═════ RECORD EXTRACTS ═════

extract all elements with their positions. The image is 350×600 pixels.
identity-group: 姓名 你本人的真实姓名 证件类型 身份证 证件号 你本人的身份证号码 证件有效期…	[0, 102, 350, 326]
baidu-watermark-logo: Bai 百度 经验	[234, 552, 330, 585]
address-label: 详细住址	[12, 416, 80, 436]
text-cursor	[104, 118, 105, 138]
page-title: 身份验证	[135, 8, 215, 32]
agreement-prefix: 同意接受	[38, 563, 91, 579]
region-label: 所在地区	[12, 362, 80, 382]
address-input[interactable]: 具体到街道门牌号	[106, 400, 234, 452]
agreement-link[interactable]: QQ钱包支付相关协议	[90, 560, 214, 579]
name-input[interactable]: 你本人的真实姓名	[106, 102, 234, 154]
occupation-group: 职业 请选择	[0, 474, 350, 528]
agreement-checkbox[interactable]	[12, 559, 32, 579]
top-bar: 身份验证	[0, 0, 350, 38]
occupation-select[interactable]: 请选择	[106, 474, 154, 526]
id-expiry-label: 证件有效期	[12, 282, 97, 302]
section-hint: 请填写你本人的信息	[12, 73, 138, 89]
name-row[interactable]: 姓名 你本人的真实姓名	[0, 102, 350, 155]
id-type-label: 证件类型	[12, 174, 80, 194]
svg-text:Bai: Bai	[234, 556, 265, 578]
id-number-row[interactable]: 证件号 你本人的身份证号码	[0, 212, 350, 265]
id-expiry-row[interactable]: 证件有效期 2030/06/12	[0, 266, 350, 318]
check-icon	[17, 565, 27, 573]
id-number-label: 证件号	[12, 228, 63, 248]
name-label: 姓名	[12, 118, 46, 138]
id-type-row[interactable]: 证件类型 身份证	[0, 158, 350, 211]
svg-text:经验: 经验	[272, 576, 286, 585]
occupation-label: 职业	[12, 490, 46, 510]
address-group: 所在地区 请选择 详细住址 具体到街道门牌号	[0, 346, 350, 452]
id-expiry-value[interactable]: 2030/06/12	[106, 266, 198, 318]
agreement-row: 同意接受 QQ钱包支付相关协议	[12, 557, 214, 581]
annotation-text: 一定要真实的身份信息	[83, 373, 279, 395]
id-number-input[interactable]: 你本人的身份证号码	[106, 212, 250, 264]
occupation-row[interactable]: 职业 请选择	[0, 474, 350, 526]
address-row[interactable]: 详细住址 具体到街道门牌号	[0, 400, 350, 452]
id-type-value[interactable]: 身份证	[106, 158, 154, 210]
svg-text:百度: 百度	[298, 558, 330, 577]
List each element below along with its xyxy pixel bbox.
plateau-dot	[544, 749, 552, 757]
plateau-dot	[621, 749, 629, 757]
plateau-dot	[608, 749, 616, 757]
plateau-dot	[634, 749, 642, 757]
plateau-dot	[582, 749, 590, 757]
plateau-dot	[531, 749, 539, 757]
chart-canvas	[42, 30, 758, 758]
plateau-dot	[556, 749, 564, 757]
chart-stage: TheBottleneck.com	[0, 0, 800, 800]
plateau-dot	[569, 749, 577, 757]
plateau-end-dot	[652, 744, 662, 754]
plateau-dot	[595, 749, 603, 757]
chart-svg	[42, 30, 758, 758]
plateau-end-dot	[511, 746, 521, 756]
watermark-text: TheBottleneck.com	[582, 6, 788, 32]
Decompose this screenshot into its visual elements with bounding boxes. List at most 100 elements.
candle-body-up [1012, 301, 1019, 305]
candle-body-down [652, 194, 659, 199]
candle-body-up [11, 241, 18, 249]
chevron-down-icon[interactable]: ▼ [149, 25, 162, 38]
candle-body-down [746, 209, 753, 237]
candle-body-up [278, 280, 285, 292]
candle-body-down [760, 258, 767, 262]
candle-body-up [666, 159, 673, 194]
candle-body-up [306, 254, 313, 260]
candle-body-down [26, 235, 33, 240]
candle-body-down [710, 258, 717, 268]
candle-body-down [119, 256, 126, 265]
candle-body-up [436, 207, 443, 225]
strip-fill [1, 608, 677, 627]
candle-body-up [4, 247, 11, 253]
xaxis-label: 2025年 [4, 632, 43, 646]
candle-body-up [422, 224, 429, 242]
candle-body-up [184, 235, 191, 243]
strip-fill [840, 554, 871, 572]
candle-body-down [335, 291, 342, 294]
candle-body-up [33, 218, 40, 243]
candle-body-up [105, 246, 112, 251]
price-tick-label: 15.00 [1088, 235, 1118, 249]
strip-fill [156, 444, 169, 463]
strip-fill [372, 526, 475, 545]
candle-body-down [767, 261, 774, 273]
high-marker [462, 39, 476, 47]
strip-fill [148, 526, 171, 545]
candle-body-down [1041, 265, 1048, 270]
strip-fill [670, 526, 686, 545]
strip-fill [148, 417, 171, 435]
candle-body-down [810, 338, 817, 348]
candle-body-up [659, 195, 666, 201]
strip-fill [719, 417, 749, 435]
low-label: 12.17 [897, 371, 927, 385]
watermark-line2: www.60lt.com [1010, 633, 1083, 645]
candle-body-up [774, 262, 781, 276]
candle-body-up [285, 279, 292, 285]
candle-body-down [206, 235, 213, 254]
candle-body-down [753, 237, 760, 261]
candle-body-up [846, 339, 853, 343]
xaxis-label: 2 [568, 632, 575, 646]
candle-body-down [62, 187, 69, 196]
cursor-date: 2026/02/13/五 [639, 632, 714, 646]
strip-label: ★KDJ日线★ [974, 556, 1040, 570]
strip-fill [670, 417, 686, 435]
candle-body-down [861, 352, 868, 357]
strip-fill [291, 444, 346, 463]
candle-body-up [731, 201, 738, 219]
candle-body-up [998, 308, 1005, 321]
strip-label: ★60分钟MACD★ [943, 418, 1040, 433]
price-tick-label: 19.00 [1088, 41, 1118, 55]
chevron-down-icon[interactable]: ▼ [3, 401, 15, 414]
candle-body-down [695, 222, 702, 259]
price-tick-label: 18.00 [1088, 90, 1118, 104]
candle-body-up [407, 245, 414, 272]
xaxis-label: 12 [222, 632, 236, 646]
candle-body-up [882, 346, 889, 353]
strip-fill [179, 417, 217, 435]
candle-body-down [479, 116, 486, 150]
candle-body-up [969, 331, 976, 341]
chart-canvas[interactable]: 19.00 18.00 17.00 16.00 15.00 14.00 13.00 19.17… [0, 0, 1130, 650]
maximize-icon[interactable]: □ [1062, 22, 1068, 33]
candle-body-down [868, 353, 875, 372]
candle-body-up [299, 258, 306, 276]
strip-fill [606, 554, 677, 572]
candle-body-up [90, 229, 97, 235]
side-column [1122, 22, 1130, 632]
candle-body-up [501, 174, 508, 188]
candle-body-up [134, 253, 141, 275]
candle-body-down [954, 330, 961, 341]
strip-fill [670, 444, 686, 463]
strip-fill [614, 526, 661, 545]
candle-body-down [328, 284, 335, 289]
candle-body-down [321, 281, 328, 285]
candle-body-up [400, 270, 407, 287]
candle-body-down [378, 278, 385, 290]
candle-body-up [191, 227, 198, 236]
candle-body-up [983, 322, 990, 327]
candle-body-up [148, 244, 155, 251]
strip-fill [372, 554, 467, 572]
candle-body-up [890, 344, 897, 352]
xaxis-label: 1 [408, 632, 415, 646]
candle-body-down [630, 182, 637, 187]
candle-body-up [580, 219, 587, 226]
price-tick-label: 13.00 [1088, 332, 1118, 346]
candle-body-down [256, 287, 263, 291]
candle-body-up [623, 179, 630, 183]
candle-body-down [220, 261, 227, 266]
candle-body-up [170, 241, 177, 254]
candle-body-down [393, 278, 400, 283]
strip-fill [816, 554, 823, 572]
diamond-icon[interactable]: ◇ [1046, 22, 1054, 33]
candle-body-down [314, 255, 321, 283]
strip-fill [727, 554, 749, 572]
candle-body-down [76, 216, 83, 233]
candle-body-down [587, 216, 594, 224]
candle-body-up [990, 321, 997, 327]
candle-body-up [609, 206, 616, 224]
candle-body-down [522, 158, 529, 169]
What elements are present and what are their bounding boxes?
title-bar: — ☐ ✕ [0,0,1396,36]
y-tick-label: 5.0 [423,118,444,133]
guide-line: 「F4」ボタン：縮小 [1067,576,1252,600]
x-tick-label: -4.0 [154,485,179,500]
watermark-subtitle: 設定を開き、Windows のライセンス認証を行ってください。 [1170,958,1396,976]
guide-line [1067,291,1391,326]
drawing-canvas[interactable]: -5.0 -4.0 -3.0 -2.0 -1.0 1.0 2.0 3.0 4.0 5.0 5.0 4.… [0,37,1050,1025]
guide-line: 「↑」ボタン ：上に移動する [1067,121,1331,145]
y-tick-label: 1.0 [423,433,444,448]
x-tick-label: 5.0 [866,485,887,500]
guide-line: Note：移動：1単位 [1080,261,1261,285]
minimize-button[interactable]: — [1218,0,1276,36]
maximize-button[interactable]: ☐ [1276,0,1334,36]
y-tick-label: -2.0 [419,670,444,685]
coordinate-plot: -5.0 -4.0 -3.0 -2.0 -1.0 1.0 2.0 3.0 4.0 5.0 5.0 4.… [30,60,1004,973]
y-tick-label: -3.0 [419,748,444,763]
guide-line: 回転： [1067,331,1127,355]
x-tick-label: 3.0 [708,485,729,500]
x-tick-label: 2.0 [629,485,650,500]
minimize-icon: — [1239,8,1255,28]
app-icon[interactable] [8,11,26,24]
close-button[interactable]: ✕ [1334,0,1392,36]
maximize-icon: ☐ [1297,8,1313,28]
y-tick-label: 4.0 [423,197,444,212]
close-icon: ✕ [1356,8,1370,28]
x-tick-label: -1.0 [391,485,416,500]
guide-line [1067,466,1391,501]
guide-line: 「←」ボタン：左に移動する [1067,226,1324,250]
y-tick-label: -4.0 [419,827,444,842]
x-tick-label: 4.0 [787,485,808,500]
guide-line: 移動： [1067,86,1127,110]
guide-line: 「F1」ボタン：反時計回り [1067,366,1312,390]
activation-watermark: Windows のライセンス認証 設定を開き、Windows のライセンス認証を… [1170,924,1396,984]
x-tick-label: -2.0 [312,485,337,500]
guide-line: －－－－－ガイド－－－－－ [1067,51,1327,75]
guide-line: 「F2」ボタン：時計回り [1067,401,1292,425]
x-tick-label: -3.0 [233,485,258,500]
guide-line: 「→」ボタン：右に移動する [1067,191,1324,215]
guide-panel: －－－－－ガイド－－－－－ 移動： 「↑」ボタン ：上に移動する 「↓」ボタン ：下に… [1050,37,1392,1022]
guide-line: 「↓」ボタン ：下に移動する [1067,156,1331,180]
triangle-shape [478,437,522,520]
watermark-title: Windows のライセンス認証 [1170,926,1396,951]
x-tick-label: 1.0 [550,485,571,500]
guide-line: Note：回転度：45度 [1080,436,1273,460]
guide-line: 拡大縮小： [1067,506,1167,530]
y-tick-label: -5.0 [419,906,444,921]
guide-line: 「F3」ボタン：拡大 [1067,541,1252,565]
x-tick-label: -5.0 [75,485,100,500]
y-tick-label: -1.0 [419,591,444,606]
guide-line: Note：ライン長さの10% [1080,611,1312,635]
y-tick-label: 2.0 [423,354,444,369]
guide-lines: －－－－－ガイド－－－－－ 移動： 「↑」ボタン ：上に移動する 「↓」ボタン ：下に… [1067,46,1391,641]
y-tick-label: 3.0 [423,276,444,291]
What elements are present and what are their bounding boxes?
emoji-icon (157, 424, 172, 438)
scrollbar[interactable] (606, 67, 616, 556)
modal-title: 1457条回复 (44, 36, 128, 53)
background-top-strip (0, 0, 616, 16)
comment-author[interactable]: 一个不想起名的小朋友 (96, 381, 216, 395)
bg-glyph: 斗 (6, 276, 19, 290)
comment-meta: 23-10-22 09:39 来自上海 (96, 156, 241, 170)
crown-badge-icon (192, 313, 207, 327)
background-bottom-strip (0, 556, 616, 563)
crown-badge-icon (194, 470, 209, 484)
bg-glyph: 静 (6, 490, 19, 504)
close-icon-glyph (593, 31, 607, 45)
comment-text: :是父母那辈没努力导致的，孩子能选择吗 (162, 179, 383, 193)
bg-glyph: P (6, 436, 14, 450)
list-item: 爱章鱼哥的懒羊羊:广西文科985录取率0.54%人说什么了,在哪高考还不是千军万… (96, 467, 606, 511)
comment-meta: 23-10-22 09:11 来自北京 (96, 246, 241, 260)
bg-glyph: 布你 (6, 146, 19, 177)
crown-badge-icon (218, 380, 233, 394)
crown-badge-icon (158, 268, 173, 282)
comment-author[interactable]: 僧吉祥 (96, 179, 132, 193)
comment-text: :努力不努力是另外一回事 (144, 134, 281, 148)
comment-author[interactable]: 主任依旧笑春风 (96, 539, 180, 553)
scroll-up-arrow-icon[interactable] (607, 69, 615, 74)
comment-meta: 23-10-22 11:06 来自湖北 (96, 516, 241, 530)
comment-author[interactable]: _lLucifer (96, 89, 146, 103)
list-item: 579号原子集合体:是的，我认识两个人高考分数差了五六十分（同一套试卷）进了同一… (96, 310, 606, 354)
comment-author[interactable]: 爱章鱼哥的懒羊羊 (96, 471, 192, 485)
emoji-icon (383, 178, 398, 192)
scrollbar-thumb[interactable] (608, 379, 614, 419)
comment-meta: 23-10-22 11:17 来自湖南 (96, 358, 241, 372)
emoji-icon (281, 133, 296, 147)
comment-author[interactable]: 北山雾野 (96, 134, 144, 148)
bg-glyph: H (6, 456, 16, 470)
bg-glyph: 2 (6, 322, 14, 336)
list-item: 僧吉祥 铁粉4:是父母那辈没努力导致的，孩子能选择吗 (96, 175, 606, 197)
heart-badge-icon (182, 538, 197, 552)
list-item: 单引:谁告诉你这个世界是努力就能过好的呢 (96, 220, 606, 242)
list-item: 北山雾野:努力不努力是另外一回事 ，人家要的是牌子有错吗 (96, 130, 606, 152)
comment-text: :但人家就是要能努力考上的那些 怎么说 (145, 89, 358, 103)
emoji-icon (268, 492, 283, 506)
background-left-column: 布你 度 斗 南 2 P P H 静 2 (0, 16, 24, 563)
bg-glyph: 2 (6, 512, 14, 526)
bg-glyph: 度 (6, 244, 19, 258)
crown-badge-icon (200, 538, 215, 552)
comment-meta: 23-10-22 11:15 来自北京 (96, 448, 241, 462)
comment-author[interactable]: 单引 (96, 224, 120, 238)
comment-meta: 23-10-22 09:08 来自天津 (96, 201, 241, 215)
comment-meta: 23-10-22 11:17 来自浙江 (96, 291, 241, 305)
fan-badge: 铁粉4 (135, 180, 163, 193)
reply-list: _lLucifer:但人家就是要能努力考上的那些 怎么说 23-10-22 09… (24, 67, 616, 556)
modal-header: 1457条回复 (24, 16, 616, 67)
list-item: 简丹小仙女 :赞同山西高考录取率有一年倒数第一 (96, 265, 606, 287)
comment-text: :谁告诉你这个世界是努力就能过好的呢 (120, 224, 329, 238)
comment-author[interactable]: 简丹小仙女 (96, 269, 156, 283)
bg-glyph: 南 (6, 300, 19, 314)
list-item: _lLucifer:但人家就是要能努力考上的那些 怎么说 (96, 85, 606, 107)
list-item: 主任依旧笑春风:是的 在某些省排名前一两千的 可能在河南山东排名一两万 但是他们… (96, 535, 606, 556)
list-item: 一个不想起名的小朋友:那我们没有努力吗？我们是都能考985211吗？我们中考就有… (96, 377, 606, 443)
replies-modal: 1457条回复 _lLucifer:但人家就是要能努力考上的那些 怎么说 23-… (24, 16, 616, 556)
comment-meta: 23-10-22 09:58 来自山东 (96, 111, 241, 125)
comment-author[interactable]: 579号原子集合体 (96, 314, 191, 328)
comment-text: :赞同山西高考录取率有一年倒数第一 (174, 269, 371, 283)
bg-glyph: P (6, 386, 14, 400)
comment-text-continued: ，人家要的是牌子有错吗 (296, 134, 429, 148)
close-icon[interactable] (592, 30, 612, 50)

═════

AIM:
Return the stretch from the very beginning of the material through the line containing "118, 105, 138]", that line included, reproduced character for character.

PROBLEM SOLUTION:
extract all elements with their positions. The image is 350×600 pixels.
identity-group: 姓名 你本人的真实姓名 证件类型 身份证 证件号 你本人的身份证号码 证件有效期…	[0, 102, 350, 326]
baidu-watermark-logo: Bai 百度 经验	[234, 552, 330, 585]
address-label: 详细住址	[12, 416, 80, 436]
text-cursor	[104, 118, 105, 138]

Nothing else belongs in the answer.